• **WHAT THE TASK REQUIRES**:
Repeat every record below exactly as it appears.

• **EXCERPTED RECORDS**:
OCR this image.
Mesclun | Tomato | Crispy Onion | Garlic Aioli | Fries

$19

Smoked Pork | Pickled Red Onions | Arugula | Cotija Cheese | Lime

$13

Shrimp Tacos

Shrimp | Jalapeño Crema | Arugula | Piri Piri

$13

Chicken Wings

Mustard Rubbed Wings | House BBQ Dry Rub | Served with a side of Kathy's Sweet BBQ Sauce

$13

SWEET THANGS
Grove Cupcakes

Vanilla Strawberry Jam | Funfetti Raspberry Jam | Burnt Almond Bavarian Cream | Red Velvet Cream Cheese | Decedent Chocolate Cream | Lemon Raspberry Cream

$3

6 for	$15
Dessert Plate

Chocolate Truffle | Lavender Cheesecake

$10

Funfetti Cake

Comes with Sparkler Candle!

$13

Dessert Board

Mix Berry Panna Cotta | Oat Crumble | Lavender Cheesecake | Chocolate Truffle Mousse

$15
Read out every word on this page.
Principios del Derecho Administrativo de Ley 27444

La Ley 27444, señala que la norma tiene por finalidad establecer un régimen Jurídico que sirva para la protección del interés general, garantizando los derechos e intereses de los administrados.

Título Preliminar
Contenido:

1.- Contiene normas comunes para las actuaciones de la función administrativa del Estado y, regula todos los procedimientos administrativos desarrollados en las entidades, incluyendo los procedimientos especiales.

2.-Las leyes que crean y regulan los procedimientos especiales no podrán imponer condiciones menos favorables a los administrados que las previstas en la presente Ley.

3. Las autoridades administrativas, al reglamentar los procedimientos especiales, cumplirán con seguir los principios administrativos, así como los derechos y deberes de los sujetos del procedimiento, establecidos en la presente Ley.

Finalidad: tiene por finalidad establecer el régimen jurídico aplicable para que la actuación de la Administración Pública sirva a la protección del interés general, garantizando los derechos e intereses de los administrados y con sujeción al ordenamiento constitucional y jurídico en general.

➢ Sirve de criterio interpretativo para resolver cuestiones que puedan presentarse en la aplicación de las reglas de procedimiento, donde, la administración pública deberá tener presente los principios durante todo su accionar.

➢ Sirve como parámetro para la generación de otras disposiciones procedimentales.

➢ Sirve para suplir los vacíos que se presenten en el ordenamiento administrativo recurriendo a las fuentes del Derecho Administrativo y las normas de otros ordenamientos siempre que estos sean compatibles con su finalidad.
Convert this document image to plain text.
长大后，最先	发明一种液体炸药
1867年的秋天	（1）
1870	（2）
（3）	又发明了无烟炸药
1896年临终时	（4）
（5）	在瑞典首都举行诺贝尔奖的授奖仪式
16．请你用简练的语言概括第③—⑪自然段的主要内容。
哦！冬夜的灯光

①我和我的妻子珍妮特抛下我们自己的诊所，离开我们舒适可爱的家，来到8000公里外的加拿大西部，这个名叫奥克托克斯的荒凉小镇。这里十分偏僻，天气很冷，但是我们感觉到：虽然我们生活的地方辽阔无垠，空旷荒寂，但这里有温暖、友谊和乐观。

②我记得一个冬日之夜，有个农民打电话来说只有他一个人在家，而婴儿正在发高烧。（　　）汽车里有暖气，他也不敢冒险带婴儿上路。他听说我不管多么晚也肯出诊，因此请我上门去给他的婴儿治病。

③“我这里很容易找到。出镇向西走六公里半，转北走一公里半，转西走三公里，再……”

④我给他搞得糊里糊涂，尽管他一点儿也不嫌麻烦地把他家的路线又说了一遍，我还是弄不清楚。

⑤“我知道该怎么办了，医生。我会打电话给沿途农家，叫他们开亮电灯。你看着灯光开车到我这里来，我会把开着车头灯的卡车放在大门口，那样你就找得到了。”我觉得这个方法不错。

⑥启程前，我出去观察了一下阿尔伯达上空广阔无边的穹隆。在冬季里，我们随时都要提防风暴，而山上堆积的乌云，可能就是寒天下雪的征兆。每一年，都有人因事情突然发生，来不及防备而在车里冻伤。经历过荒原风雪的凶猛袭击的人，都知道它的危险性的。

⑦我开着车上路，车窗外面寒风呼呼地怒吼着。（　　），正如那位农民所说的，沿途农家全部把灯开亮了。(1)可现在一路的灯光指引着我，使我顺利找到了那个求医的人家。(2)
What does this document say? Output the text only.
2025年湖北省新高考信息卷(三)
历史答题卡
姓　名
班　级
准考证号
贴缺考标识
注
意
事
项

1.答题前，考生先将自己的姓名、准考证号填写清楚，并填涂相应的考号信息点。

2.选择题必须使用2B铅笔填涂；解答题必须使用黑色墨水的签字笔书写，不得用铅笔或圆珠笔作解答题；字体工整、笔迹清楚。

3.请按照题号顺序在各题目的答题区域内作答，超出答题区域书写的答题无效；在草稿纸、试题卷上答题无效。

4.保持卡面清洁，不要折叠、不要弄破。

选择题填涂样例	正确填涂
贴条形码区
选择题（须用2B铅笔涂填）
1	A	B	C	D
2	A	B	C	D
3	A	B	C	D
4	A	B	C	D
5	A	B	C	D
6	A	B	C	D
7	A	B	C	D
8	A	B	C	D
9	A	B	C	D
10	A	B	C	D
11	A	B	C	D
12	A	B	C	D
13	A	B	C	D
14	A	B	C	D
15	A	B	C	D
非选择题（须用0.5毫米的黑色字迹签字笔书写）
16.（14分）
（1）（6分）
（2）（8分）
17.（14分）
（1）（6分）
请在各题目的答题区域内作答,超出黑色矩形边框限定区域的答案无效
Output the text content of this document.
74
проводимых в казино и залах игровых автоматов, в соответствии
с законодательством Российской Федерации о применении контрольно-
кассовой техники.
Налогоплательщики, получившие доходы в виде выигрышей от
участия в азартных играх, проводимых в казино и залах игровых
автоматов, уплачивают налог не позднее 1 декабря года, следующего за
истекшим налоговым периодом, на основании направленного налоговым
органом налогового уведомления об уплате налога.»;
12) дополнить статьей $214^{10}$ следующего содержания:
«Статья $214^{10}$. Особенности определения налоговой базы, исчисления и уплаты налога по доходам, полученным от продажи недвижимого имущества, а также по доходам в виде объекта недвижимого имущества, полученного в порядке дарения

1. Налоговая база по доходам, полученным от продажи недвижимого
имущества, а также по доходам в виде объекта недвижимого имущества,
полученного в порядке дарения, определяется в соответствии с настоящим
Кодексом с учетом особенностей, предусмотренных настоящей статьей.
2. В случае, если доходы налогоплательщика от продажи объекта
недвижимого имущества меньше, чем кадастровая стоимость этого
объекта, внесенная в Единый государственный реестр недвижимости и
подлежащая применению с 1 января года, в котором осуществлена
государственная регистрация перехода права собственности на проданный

• **ANSWER IN FULL**:
OCR this image.
Mesclun | Tomato | Crispy Onion | Garlic Aioli | Fries

$19

Smoked Pork | Pickled Red Onions | Arugula | Cotija Cheese | Lime

$13

Shrimp Tacos

Shrimp | Jalapeño Crema | Arugula | Piri Piri

$13

Chicken Wings

Mustard Rubbed Wings | House BBQ Dry Rub | Served with a side of Kathy's Sweet BBQ Sauce

$13

SWEET THANGS
Grove Cupcakes

Vanilla Strawberry Jam | Funfetti Raspberry Jam | Burnt Almond Bavarian Cream | Red Velvet Cream Cheese | Decedent Chocolate Cream | Lemon Raspberry Cream

$3

6 for	$15
Dessert Plate

Chocolate Truffle | Lavender Cheesecake

$10

Funfetti Cake

Comes with Sparkler Candle!

$13

Dessert Board

Mix Berry Panna Cotta | Oat Crumble | Lavender Cheesecake | Chocolate Truffle Mousse

$15
Read out every word on this page.
Principios del Derecho Administrativo de Ley 27444

La Ley 27444, señala que la norma tiene por finalidad establecer un régimen Jurídico que sirva para la protección del interés general, garantizando los derechos e intereses de los administrados.

Título Preliminar
Contenido:

1.- Contiene normas comunes para las actuaciones de la función administrativa del Estado y, regula todos los procedimientos administrativos desarrollados en las entidades, incluyendo los procedimientos especiales.

2.-Las leyes que crean y regulan los procedimientos especiales no podrán imponer condiciones menos favorables a los administrados que las previstas en la presente Ley.

3. Las autoridades administrativas, al reglamentar los procedimientos especiales, cumplirán con seguir los principios administrativos, así como los derechos y deberes de los sujetos del procedimiento, establecidos en la presente Ley.

Finalidad: tiene por finalidad establecer el régimen jurídico aplicable para que la actuación de la Administración Pública sirva a la protección del interés general, garantizando los derechos e intereses de los administrados y con sujeción al ordenamiento constitucional y jurídico en general.

➢ Sirve de criterio interpretativo para resolver cuestiones que puedan presentarse en la aplicación de las reglas de procedimiento, donde, la administración pública deberá tener presente los principios durante todo su accionar.

➢ Sirve como parámetro para la generación de otras disposiciones procedimentales.

➢ Sirve para suplir los vacíos que se presenten en el ordenamiento administrativo recurriendo a las fuentes del Derecho Administrativo y las normas de otros ordenamientos siempre que estos sean compatibles con su finalidad.
Convert this document image to plain text.
长大后，最先	发明一种液体炸药
1867年的秋天	（1）
1870	（2）
（3）	又发明了无烟炸药
1896年临终时	（4）
（5）	在瑞典首都举行诺贝尔奖的授奖仪式
16．请你用简练的语言概括第③—⑪自然段的主要内容。
哦！冬夜的灯光

①我和我的妻子珍妮特抛下我们自己的诊所，离开我们舒适可爱的家，来到8000公里外的加拿大西部，这个名叫奥克托克斯的荒凉小镇。这里十分偏僻，天气很冷，但是我们感觉到：虽然我们生活的地方辽阔无垠，空旷荒寂，但这里有温暖、友谊和乐观。

②我记得一个冬日之夜，有个农民打电话来说只有他一个人在家，而婴儿正在发高烧。（　　）汽车里有暖气，他也不敢冒险带婴儿上路。他听说我不管多么晚也肯出诊，因此请我上门去给他的婴儿治病。

③“我这里很容易找到。出镇向西走六公里半，转北走一公里半，转西走三公里，再……”

④我给他搞得糊里糊涂，尽管他一点儿也不嫌麻烦地把他家的路线又说了一遍，我还是弄不清楚。

⑤“我知道该怎么办了，医生。我会打电话给沿途农家，叫他们开亮电灯。你看着灯光开车到我这里来，我会把开着车头灯的卡车放在大门口，那样你就找得到了。”我觉得这个方法不错。

⑥启程前，我出去观察了一下阿尔伯达上空广阔无边的穹隆。在冬季里，我们随时都要提防风暴，而山上堆积的乌云，可能就是寒天下雪的征兆。每一年，都有人因事情突然发生，来不及防备而在车里冻伤。经历过荒原风雪的凶猛袭击的人，都知道它的危险性的。

⑦我开着车上路，车窗外面寒风呼呼地怒吼着。（　　），正如那位农民所说的，沿途农家全部把灯开亮了。(1)可现在一路的灯光指引着我，使我顺利找到了那个求医的人家。(2)
What does this document say? Output the text only.
2025年湖北省新高考信息卷(三)
历史答题卡
姓　名
班　级
准考证号
贴缺考标识
注
意
事
项

1.答题前，考生先将自己的姓名、准考证号填写清楚，并填涂相应的考号信息点。

2.选择题必须使用2B铅笔填涂；解答题必须使用黑色墨水的签字笔书写，不得用铅笔或圆珠笔作解答题；字体工整、笔迹清楚。

3.请按照题号顺序在各题目的答题区域内作答，超出答题区域书写的答题无效；在草稿纸、试题卷上答题无效。

4.保持卡面清洁，不要折叠、不要弄破。

选择题填涂样例	正确填涂
贴条形码区
选择题（须用2B铅笔涂填）
1	A	B	C	D
2	A	B	C	D
3	A	B	C	D
4	A	B	C	D
5	A	B	C	D
6	A	B	C	D
7	A	B	C	D
8	A	B	C	D
9	A	B	C	D
10	A	B	C	D
11	A	B	C	D
12	A	B	C	D
13	A	B	C	D
14	A	B	C	D
15	A	B	C	D
非选择题（须用0.5毫米的黑色字迹签字笔书写）
16.（14分）
（1）（6分）
（2）（8分）
17.（14分）
（1）（6分）
请在各题目的答题区域内作答,超出黑色矩形边框限定区域的答案无效
Output the text content of this document.
74
проводимых в казино и залах игровых автоматов, в соответствии
с законодательством Российской Федерации о применении контрольно-
кассовой техники.
Налогоплательщики, получившие доходы в виде выигрышей от
участия в азартных играх, проводимых в казино и залах игровых
автоматов, уплачивают налог не позднее 1 декабря года, следующего за
истекшим налоговым периодом, на основании направленного налоговым
органом налогового уведомления об уплате налога.»;
12) дополнить статьей $214^{10}$ следующего содержания:
«Статья $214^{10}$. Особенности определения налоговой базы, исчисления и уплаты налога по доходам, полученным от продажи недвижимого имущества, а также по доходам в виде объекта недвижимого имущества, полученного в порядке дарения

1. Налоговая база по доходам, полученным от продажи недвижимого
имущества, а также по доходам в виде объекта недвижимого имущества,
полученного в порядке дарения, определяется в соответствии с настоящим
Кодексом с учетом особенностей, предусмотренных настоящей статьей.
2. В случае, если доходы налогоплательщика от продажи объекта
недвижимого имущества меньше, чем кадастровая стоимость этого
объекта, внесенная в Единый государственный реестр недвижимости и
подлежащая применению с 1 января года, в котором осуществлена
государственная регистрация перехода права собственности на проданный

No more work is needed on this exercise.